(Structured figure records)
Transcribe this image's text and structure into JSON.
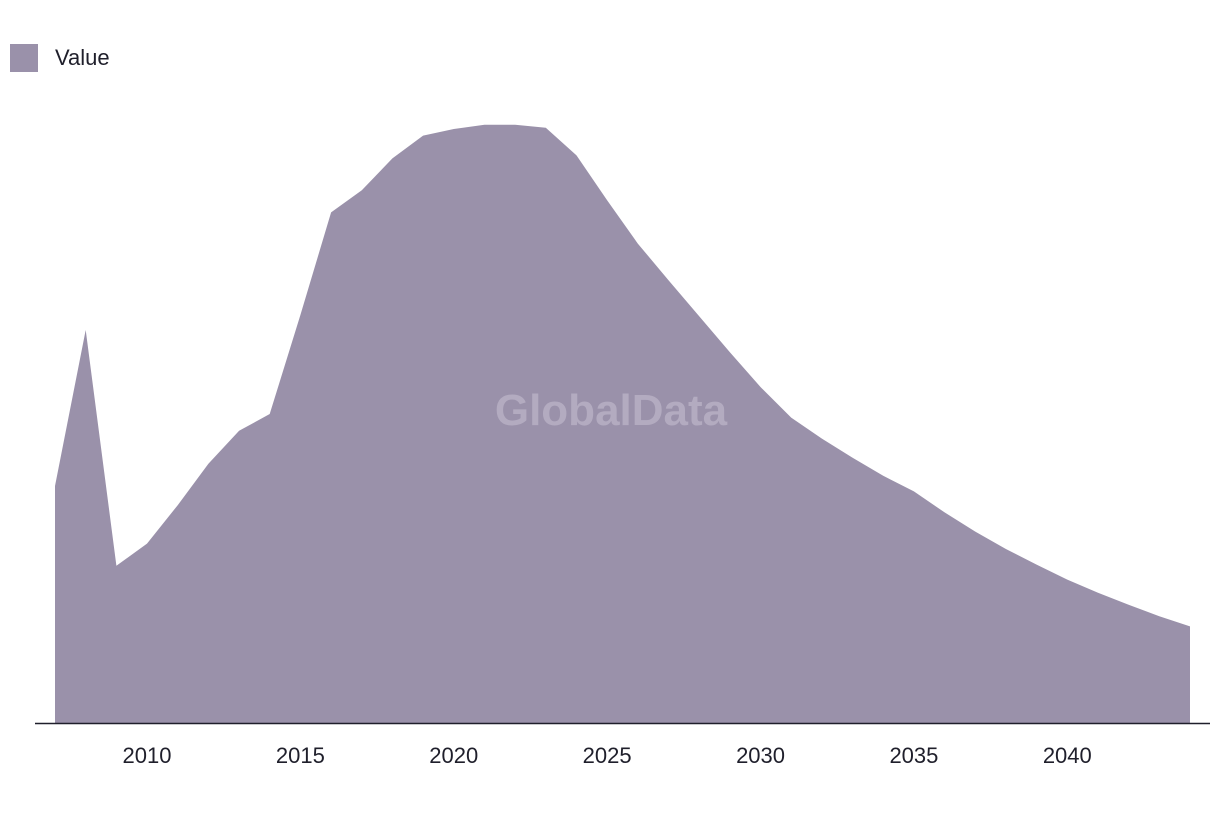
{
  "chart_data": {
    "type": "area",
    "legend": {
      "label": "Value",
      "position": "top-left"
    },
    "watermark": "GlobalData",
    "x": [
      2007,
      2008,
      2009,
      2010,
      2011,
      2012,
      2013,
      2014,
      2015,
      2016,
      2017,
      2018,
      2019,
      2020,
      2021,
      2022,
      2023,
      2024,
      2025,
      2026,
      2027,
      2028,
      2029,
      2030,
      2031,
      2032,
      2033,
      2034,
      2035,
      2036,
      2037,
      2038,
      2039,
      2040,
      2041,
      2042,
      2043,
      2044
    ],
    "values": [
      39.5,
      65.5,
      26.2,
      29.9,
      36.3,
      43.2,
      48.7,
      51.5,
      68.0,
      85.1,
      88.8,
      94.1,
      97.9,
      99.0,
      99.7,
      99.7,
      99.2,
      94.6,
      87.1,
      79.9,
      73.8,
      67.8,
      61.8,
      56.0,
      50.9,
      47.4,
      44.2,
      41.2,
      38.6,
      35.1,
      31.9,
      29.0,
      26.4,
      23.9,
      21.7,
      19.7,
      17.8,
      16.1
    ],
    "x_ticks": [
      2010,
      2015,
      2020,
      2025,
      2030,
      2035,
      2040
    ],
    "xlim": [
      2007,
      2044
    ],
    "ylim": [
      0,
      100
    ],
    "grid": false
  },
  "colors": {
    "fill": "#9a91aa",
    "axis": "#1f1f2b",
    "watermark": "#b3abc0"
  }
}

Task description ▸ Using the material above, count the lines containing the word "watermark". Reply with the number alone.

Answer in full ▸ 2